**Written exercise**
Extract each line of the records below that contains the word "this".

**A run of records**
## BEGIN
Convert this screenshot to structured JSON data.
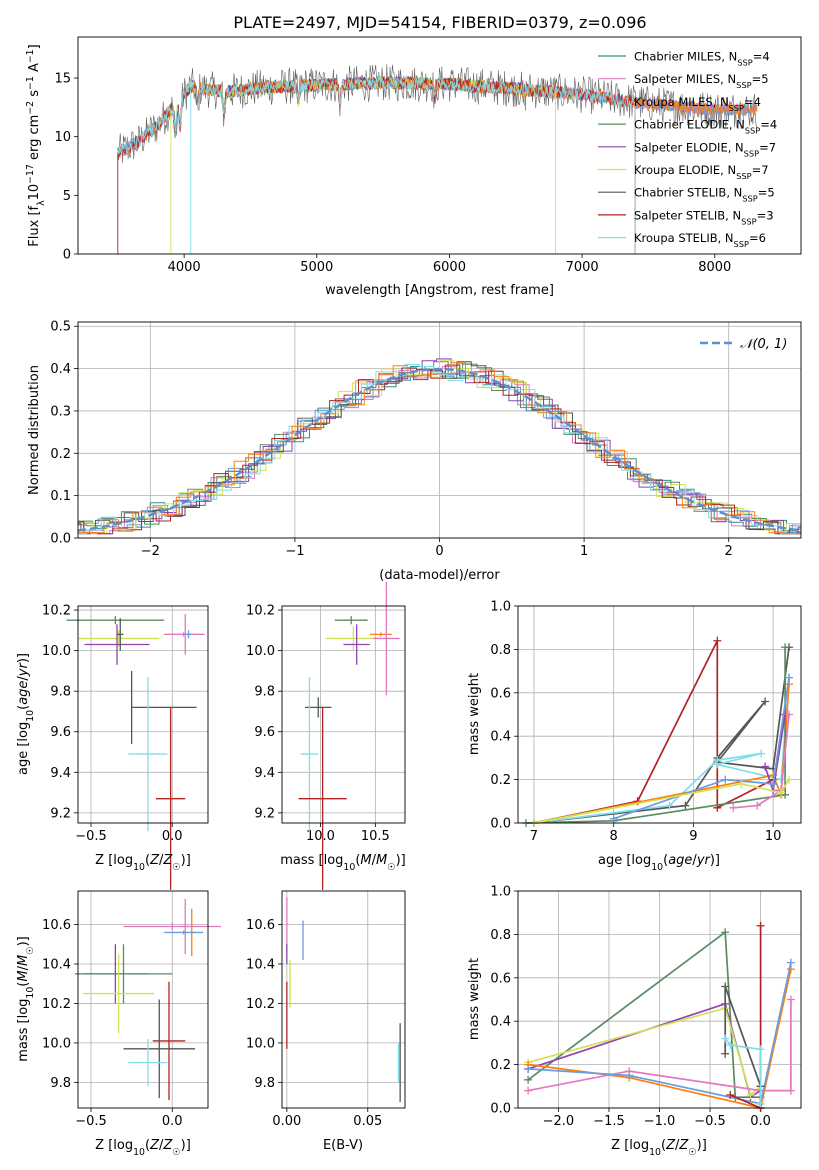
{
  "figure_title": "PLATE=2497, MJD=54154, FIBERID=0379, z=0.096",
  "colors": {
    "chabrier_miles": "#2f8f88",
    "salpeter_miles": "#e377c2",
    "kroupa_miles": "#6b9be0",
    "chabrier_elodie": "#5a8a62",
    "salpeter_elodie": "#8e44ad",
    "kroupa_elodie": "#d4e157",
    "chabrier_stelib": "#555555",
    "salpeter_stelib": "#b22222",
    "kroupa_stelib": "#80deea",
    "orange": "#ff7f0e",
    "normal_curve": "#5a8fd6"
  },
  "chart_data": [
    {
      "id": "spectrum",
      "type": "line",
      "xlabel": "wavelength [Angstrom, rest frame]",
      "ylabel": "Flux [f",
      "ylabel_parts": [
        "Flux [f",
        "λ",
        "10",
        "−17",
        " erg cm",
        "−2",
        " s",
        "−1",
        " A",
        "−1",
        "]"
      ],
      "xlim": [
        3200,
        8650
      ],
      "ylim": [
        0,
        18.5
      ],
      "xticks": [
        4000,
        5000,
        6000,
        7000,
        8000
      ],
      "yticks": [
        0,
        5,
        10,
        15
      ],
      "grid": false,
      "legend_position": "upper-right",
      "series": [
        {
          "name": "Chabrier MILES",
          "nssp": "4",
          "color_key": "chabrier_miles"
        },
        {
          "name": "Salpeter MILES",
          "nssp": "5",
          "color_key": "salpeter_miles"
        },
        {
          "name": "Kroupa MILES",
          "nssp": "4",
          "color_key": "kroupa_miles"
        },
        {
          "name": "Chabrier ELODIE",
          "nssp": "4",
          "color_key": "chabrier_elodie"
        },
        {
          "name": "Salpeter ELODIE",
          "nssp": "7",
          "color_key": "salpeter_elodie"
        },
        {
          "name": "Kroupa ELODIE",
          "nssp": "7",
          "color_key": "kroupa_elodie"
        },
        {
          "name": "Chabrier STELIB",
          "nssp": "5",
          "color_key": "chabrier_stelib"
        },
        {
          "name": "Salpeter STELIB",
          "nssp": "3",
          "color_key": "salpeter_stelib"
        },
        {
          "name": "Kroupa STELIB",
          "nssp": "6",
          "color_key": "kroupa_stelib"
        }
      ],
      "continuum": [
        [
          3500,
          8.6
        ],
        [
          3650,
          9.5
        ],
        [
          3800,
          11
        ],
        [
          3950,
          13
        ],
        [
          4050,
          14.3
        ],
        [
          4300,
          13.8
        ],
        [
          4600,
          14.2
        ],
        [
          5000,
          14.4
        ],
        [
          5500,
          14.6
        ],
        [
          6000,
          14.5
        ],
        [
          6500,
          14.1
        ],
        [
          7000,
          13.6
        ],
        [
          7500,
          12.8
        ],
        [
          8000,
          12.3
        ],
        [
          8300,
          12.3
        ]
      ]
    },
    {
      "id": "residuals",
      "type": "line",
      "xlabel": "(data-model)/error",
      "ylabel": "Normed distribution",
      "xlim": [
        -2.5,
        2.5
      ],
      "ylim": [
        0,
        0.51
      ],
      "xticks": [
        -2,
        -1,
        0,
        1,
        2
      ],
      "xtick_labels": [
        "−2",
        "−1",
        "0",
        "1",
        "2"
      ],
      "yticks": [
        0.0,
        0.1,
        0.2,
        0.3,
        0.4,
        0.5
      ],
      "grid": true,
      "legend_position": "upper-right",
      "legend": "𝒩(0, 1)",
      "normal": {
        "mean": 0.0,
        "sigma": 1.0
      }
    },
    {
      "id": "age_vs_Z",
      "type": "scatter",
      "xlabel": "Z [log10(Z/Z☉)]",
      "ylabel": "age [log10(age/yr)]",
      "xlim": [
        -0.58,
        0.22
      ],
      "ylim": [
        9.15,
        10.22
      ],
      "xticks": [
        -0.5,
        0.0
      ],
      "yticks": [
        9.2,
        9.4,
        9.6,
        9.8,
        10.0,
        10.2
      ],
      "grid": true,
      "points": [
        {
          "c": "chabrier_elodie",
          "x": -0.35,
          "y": 10.15,
          "xe": 0.3,
          "ye": 0.02
        },
        {
          "c": "kroupa_elodie",
          "x": -0.33,
          "y": 10.06,
          "xe": 0.25,
          "ye": 0.04
        },
        {
          "c": "salpeter_elodie",
          "x": -0.34,
          "y": 10.03,
          "xe": 0.2,
          "ye": 0.1
        },
        {
          "c": "chabrier_stelib",
          "x": -0.32,
          "y": 10.08,
          "xe": 0.02,
          "ye": 0.08
        },
        {
          "c": "orange",
          "x": 0.07,
          "y": 10.08,
          "xe": 0.12,
          "ye": 0.01
        },
        {
          "c": "salpeter_miles",
          "x": 0.08,
          "y": 10.08,
          "xe": 0.12,
          "ye": 0.1
        },
        {
          "c": "kroupa_miles",
          "x": 0.1,
          "y": 10.08,
          "xe": 0.02,
          "ye": 0.02
        },
        {
          "c": "chabrier_stelib",
          "x": -0.25,
          "y": 9.72,
          "xe": 0.0,
          "ye": 0.18
        },
        {
          "c": "chabrier_stelib",
          "x": -0.05,
          "y": 9.72,
          "xe": 0.2,
          "ye": 0.0
        },
        {
          "c": "kroupa_stelib",
          "x": -0.15,
          "y": 9.49,
          "xe": 0.12,
          "ye": 0.38
        },
        {
          "c": "salpeter_stelib",
          "x": -0.01,
          "y": 9.27,
          "xe": 0.09,
          "ye": 0.45
        }
      ]
    },
    {
      "id": "age_vs_mass",
      "type": "scatter",
      "xlabel": "mass [log10(M/M☉)]",
      "ylabel": "",
      "xlim": [
        9.65,
        10.77
      ],
      "ylim": [
        9.15,
        10.22
      ],
      "xticks": [
        10.0,
        10.5
      ],
      "yticks": [
        9.2,
        9.4,
        9.6,
        9.8,
        10.0,
        10.2
      ],
      "grid": true,
      "points": [
        {
          "c": "chabrier_elodie",
          "x": 10.28,
          "y": 10.15,
          "xe": 0.15,
          "ye": 0.02
        },
        {
          "c": "kroupa_elodie",
          "x": 10.3,
          "y": 10.06,
          "xe": 0.25,
          "ye": 0.06
        },
        {
          "c": "salpeter_elodie",
          "x": 10.33,
          "y": 10.03,
          "xe": 0.12,
          "ye": 0.1
        },
        {
          "c": "orange",
          "x": 10.55,
          "y": 10.08,
          "xe": 0.1,
          "ye": 0.01
        },
        {
          "c": "salpeter_miles",
          "x": 10.6,
          "y": 10.06,
          "xe": 0.12,
          "ye": 0.28
        },
        {
          "c": "chabrier_stelib",
          "x": 9.98,
          "y": 9.72,
          "xe": 0.12,
          "ye": 0.05
        },
        {
          "c": "kroupa_stelib",
          "x": 9.9,
          "y": 9.49,
          "xe": 0.08,
          "ye": 0.38
        },
        {
          "c": "salpeter_stelib",
          "x": 10.02,
          "y": 9.27,
          "xe": 0.22,
          "ye": 0.45
        }
      ]
    },
    {
      "id": "weight_vs_age",
      "type": "line",
      "xlabel": "age [log10(age/yr)]",
      "ylabel": "mass weight",
      "xlim": [
        6.8,
        10.35
      ],
      "ylim": [
        0,
        1.0
      ],
      "xticks": [
        7,
        8,
        9,
        10
      ],
      "yticks": [
        0.0,
        0.2,
        0.4,
        0.6,
        0.8,
        1.0
      ],
      "grid": true,
      "series": [
        {
          "c": "salpeter_stelib",
          "pts": [
            [
              7.0,
              0.0
            ],
            [
              8.3,
              0.1
            ],
            [
              9.3,
              0.84
            ],
            [
              9.3,
              0.07
            ],
            [
              10.0,
              0.2
            ]
          ]
        },
        {
          "c": "chabrier_stelib",
          "pts": [
            [
              7.0,
              0.0
            ],
            [
              8.9,
              0.08
            ],
            [
              9.3,
              0.3
            ],
            [
              9.9,
              0.56
            ],
            [
              9.3,
              0.28
            ],
            [
              10.0,
              0.25
            ],
            [
              10.2,
              0.81
            ]
          ]
        },
        {
          "c": "kroupa_stelib",
          "pts": [
            [
              7.0,
              0.0
            ],
            [
              8.7,
              0.08
            ],
            [
              9.3,
              0.29
            ],
            [
              9.85,
              0.32
            ],
            [
              9.3,
              0.27
            ],
            [
              10.1,
              0.2
            ],
            [
              10.2,
              0.67
            ]
          ]
        },
        {
          "c": "orange",
          "pts": [
            [
              7.0,
              0.0
            ],
            [
              10.0,
              0.22
            ],
            [
              10.1,
              0.13
            ],
            [
              10.2,
              0.64
            ]
          ]
        },
        {
          "c": "chabrier_elodie",
          "pts": [
            [
              6.9,
              0.0
            ],
            [
              8.0,
              0.01
            ],
            [
              10.15,
              0.13
            ],
            [
              10.15,
              0.81
            ]
          ]
        },
        {
          "c": "salpeter_elodie",
          "pts": [
            [
              9.9,
              0.26
            ],
            [
              10.0,
              0.15
            ],
            [
              10.15,
              0.5
            ]
          ]
        },
        {
          "c": "kroupa_miles",
          "pts": [
            [
              8.0,
              0.02
            ],
            [
              9.4,
              0.2
            ],
            [
              10.0,
              0.18
            ],
            [
              10.2,
              0.67
            ]
          ]
        },
        {
          "c": "salpeter_miles",
          "pts": [
            [
              9.5,
              0.07
            ],
            [
              9.8,
              0.08
            ],
            [
              10.1,
              0.15
            ],
            [
              10.2,
              0.5
            ]
          ]
        },
        {
          "c": "kroupa_elodie",
          "pts": [
            [
              7.0,
              0.0
            ],
            [
              9.6,
              0.18
            ],
            [
              10.1,
              0.14
            ],
            [
              10.2,
              0.2
            ]
          ]
        }
      ]
    },
    {
      "id": "mass_vs_Z",
      "type": "scatter",
      "xlabel": "Z [log10(Z/Z☉)]",
      "ylabel": "mass [log10(M/M☉)]",
      "xlim": [
        -0.58,
        0.22
      ],
      "ylim": [
        9.67,
        10.77
      ],
      "xticks": [
        -0.5,
        0.0
      ],
      "yticks": [
        9.8,
        10.0,
        10.2,
        10.4,
        10.6
      ],
      "grid": true,
      "points": [
        {
          "c": "salpeter_miles",
          "x": 0.0,
          "y": 10.59,
          "xe": 0.3,
          "ye": 0.02
        },
        {
          "c": "salpeter_miles",
          "x": 0.08,
          "y": 10.59,
          "xe": 0.02,
          "ye": 0.14
        },
        {
          "c": "orange",
          "x": 0.12,
          "y": 10.56,
          "xe": 0.02,
          "ye": 0.12
        },
        {
          "c": "kroupa_miles",
          "x": 0.07,
          "y": 10.56,
          "xe": 0.12,
          "ye": 0.01
        },
        {
          "c": "salpeter_elodie",
          "x": -0.35,
          "y": 10.35,
          "xe": 0.2,
          "ye": 0.15
        },
        {
          "c": "chabrier_elodie",
          "x": -0.3,
          "y": 10.35,
          "xe": 0.3,
          "ye": 0.15
        },
        {
          "c": "kroupa_elodie",
          "x": -0.33,
          "y": 10.25,
          "xe": 0.22,
          "ye": 0.2
        },
        {
          "c": "salpeter_stelib",
          "x": -0.02,
          "y": 10.01,
          "xe": 0.1,
          "ye": 0.3
        },
        {
          "c": "chabrier_stelib",
          "x": -0.08,
          "y": 9.97,
          "xe": 0.22,
          "ye": 0.25
        },
        {
          "c": "kroupa_stelib",
          "x": -0.15,
          "y": 9.9,
          "xe": 0.12,
          "ye": 0.12
        }
      ]
    },
    {
      "id": "mass_vs_ebv",
      "type": "scatter",
      "xlabel": "E(B-V)",
      "ylabel": "",
      "xlim": [
        -0.003,
        0.073
      ],
      "ylim": [
        9.67,
        10.77
      ],
      "xticks": [
        0.0,
        0.05
      ],
      "xtick_labels": [
        "0.00",
        "0.05"
      ],
      "yticks": [
        9.8,
        10.0,
        10.2,
        10.4,
        10.6
      ],
      "grid": true,
      "points": [
        {
          "c": "salpeter_miles",
          "x": 0.0,
          "y": 10.6,
          "xe": 0.0,
          "ye": 0.14
        },
        {
          "c": "salpeter_elodie",
          "x": 0.0,
          "y": 10.45,
          "xe": 0.0,
          "ye": 0.05
        },
        {
          "c": "kroupa_elodie",
          "x": 0.002,
          "y": 10.3,
          "xe": 0.0,
          "ye": 0.12
        },
        {
          "c": "kroupa_miles",
          "x": 0.01,
          "y": 10.52,
          "xe": 0.0,
          "ye": 0.1
        },
        {
          "c": "salpeter_stelib",
          "x": 0.0,
          "y": 10.14,
          "xe": 0.0,
          "ye": 0.17
        },
        {
          "c": "kroupa_stelib",
          "x": 0.069,
          "y": 9.9,
          "xe": 0.0,
          "ye": 0.1
        },
        {
          "c": "chabrier_stelib",
          "x": 0.07,
          "y": 9.9,
          "xe": 0.0,
          "ye": 0.2
        }
      ]
    },
    {
      "id": "weight_vs_Z",
      "type": "line",
      "xlabel": "Z [log10(Z/Z☉)]",
      "ylabel": "mass weight",
      "xlim": [
        -2.4,
        0.4
      ],
      "ylim": [
        0,
        1.0
      ],
      "xticks": [
        -2.0,
        -1.5,
        -1.0,
        -0.5,
        0.0
      ],
      "xtick_labels": [
        "−2.0",
        "−1.5",
        "−1.0",
        "−0.5",
        "0.0"
      ],
      "yticks": [
        0.0,
        0.2,
        0.4,
        0.6,
        0.8,
        1.0
      ],
      "grid": true,
      "series": [
        {
          "c": "chabrier_elodie",
          "pts": [
            [
              -2.3,
              0.13
            ],
            [
              -0.35,
              0.81
            ],
            [
              -0.25,
              0.05
            ],
            [
              0.0,
              0.05
            ]
          ]
        },
        {
          "c": "salpeter_elodie",
          "pts": [
            [
              -2.3,
              0.18
            ],
            [
              -0.35,
              0.48
            ],
            [
              -0.1,
              0.05
            ],
            [
              0.0,
              0.08
            ]
          ]
        },
        {
          "c": "kroupa_elodie",
          "pts": [
            [
              -2.3,
              0.21
            ],
            [
              -0.35,
              0.46
            ],
            [
              -0.1,
              0.06
            ],
            [
              0.0,
              0.1
            ]
          ]
        },
        {
          "c": "salpeter_miles",
          "pts": [
            [
              -2.3,
              0.08
            ],
            [
              -1.3,
              0.17
            ],
            [
              0.0,
              0.08
            ],
            [
              0.3,
              0.08
            ],
            [
              0.3,
              0.5
            ]
          ]
        },
        {
          "c": "orange",
          "pts": [
            [
              -2.3,
              0.2
            ],
            [
              -1.3,
              0.14
            ],
            [
              0.0,
              0.0
            ],
            [
              0.3,
              0.64
            ]
          ]
        },
        {
          "c": "kroupa_miles",
          "pts": [
            [
              -2.3,
              0.18
            ],
            [
              -1.3,
              0.15
            ],
            [
              0.0,
              0.02
            ],
            [
              0.3,
              0.67
            ]
          ]
        },
        {
          "c": "salpeter_stelib",
          "pts": [
            [
              -0.3,
              0.06
            ],
            [
              0.0,
              0.0
            ],
            [
              0.0,
              0.84
            ],
            [
              0.0,
              0.0
            ]
          ]
        },
        {
          "c": "chabrier_stelib",
          "pts": [
            [
              -0.35,
              0.25
            ],
            [
              -0.35,
              0.56
            ],
            [
              0.0,
              0.1
            ],
            [
              0.0,
              0.02
            ]
          ]
        },
        {
          "c": "kroupa_stelib",
          "pts": [
            [
              -0.35,
              0.32
            ],
            [
              -0.3,
              0.29
            ],
            [
              0.0,
              0.27
            ],
            [
              0.0,
              0.02
            ]
          ]
        }
      ]
    }
  ]
}
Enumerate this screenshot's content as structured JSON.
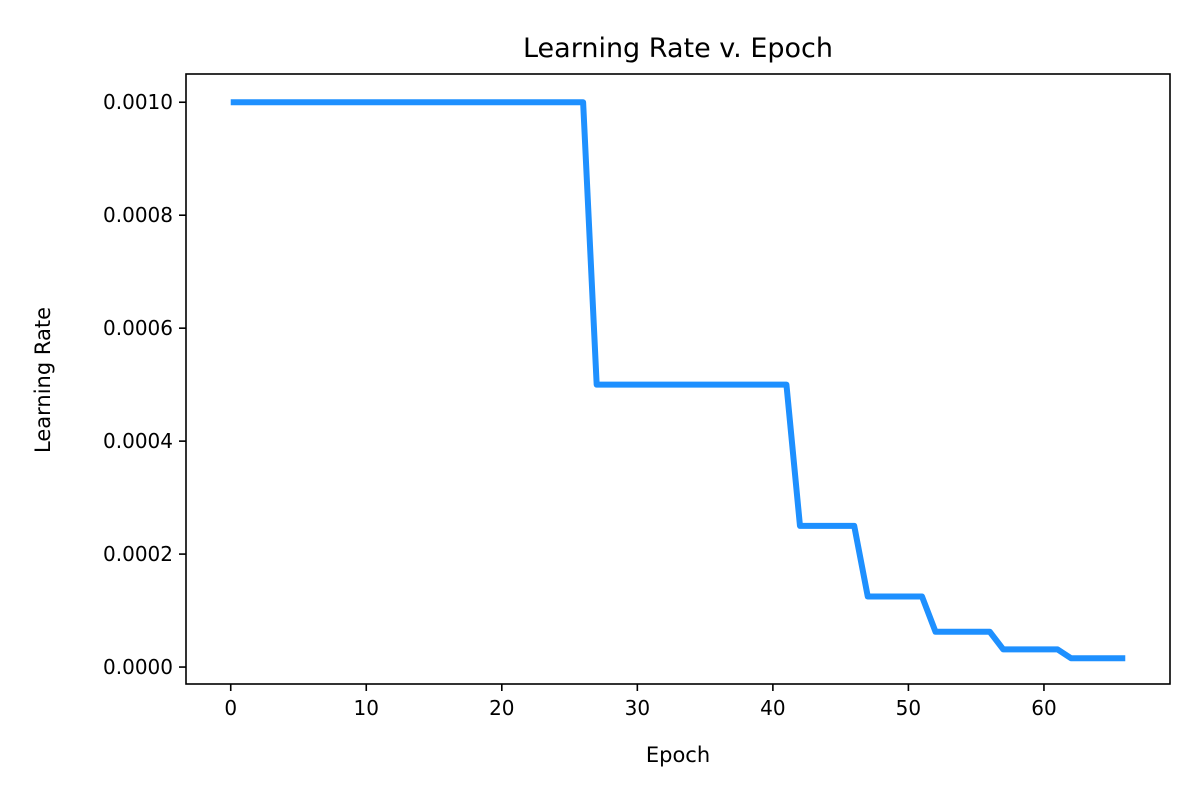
{
  "chart_data": {
    "type": "line",
    "title": "Learning Rate v. Epoch",
    "xlabel": "Epoch",
    "ylabel": "Learning Rate",
    "xlim": [
      -3.3,
      69.3
    ],
    "ylim": [
      -3e-05,
      0.00105
    ],
    "xticks": [
      0,
      10,
      20,
      30,
      40,
      50,
      60
    ],
    "xtick_labels": [
      "0",
      "10",
      "20",
      "30",
      "40",
      "50",
      "60"
    ],
    "yticks": [
      0.0,
      0.0002,
      0.0004,
      0.0006,
      0.0008,
      0.001
    ],
    "ytick_labels": [
      "0.0000",
      "0.0002",
      "0.0004",
      "0.0006",
      "0.0008",
      "0.0010"
    ],
    "grid": false,
    "series": [
      {
        "color": "#1e90ff",
        "x": [
          0,
          26,
          27,
          41,
          42,
          46,
          47,
          51,
          52,
          56,
          57,
          61,
          62,
          66
        ],
        "y": [
          0.001,
          0.001,
          0.0005,
          0.0005,
          0.00025,
          0.00025,
          0.000125,
          0.000125,
          6.25e-05,
          6.25e-05,
          3.125e-05,
          3.125e-05,
          1.5625e-05,
          1.5625e-05
        ]
      }
    ]
  }
}
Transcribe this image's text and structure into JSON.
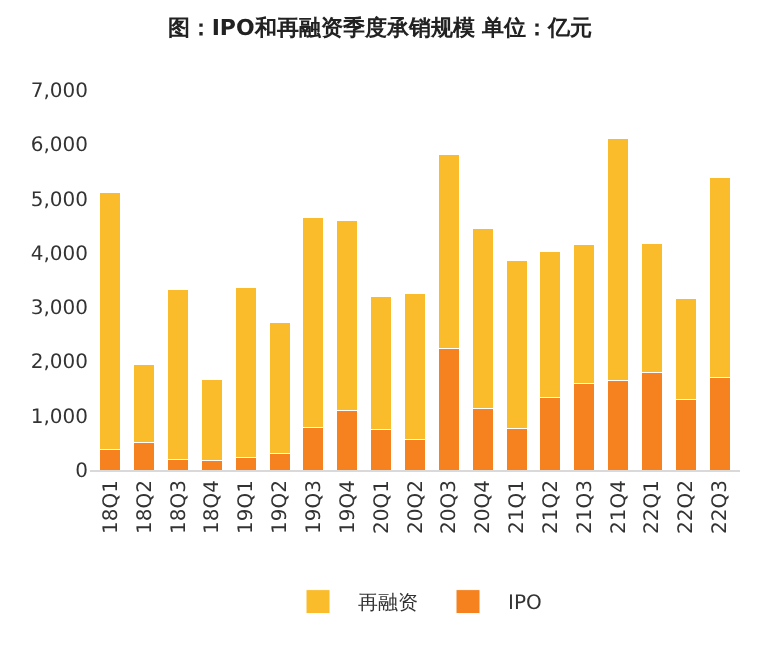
## END
**Problem solution**
Convert this screenshot to structured JSON data.
Enumerate this screenshot's content as structured JSON.
Transcribe this image's text and structure into JSON.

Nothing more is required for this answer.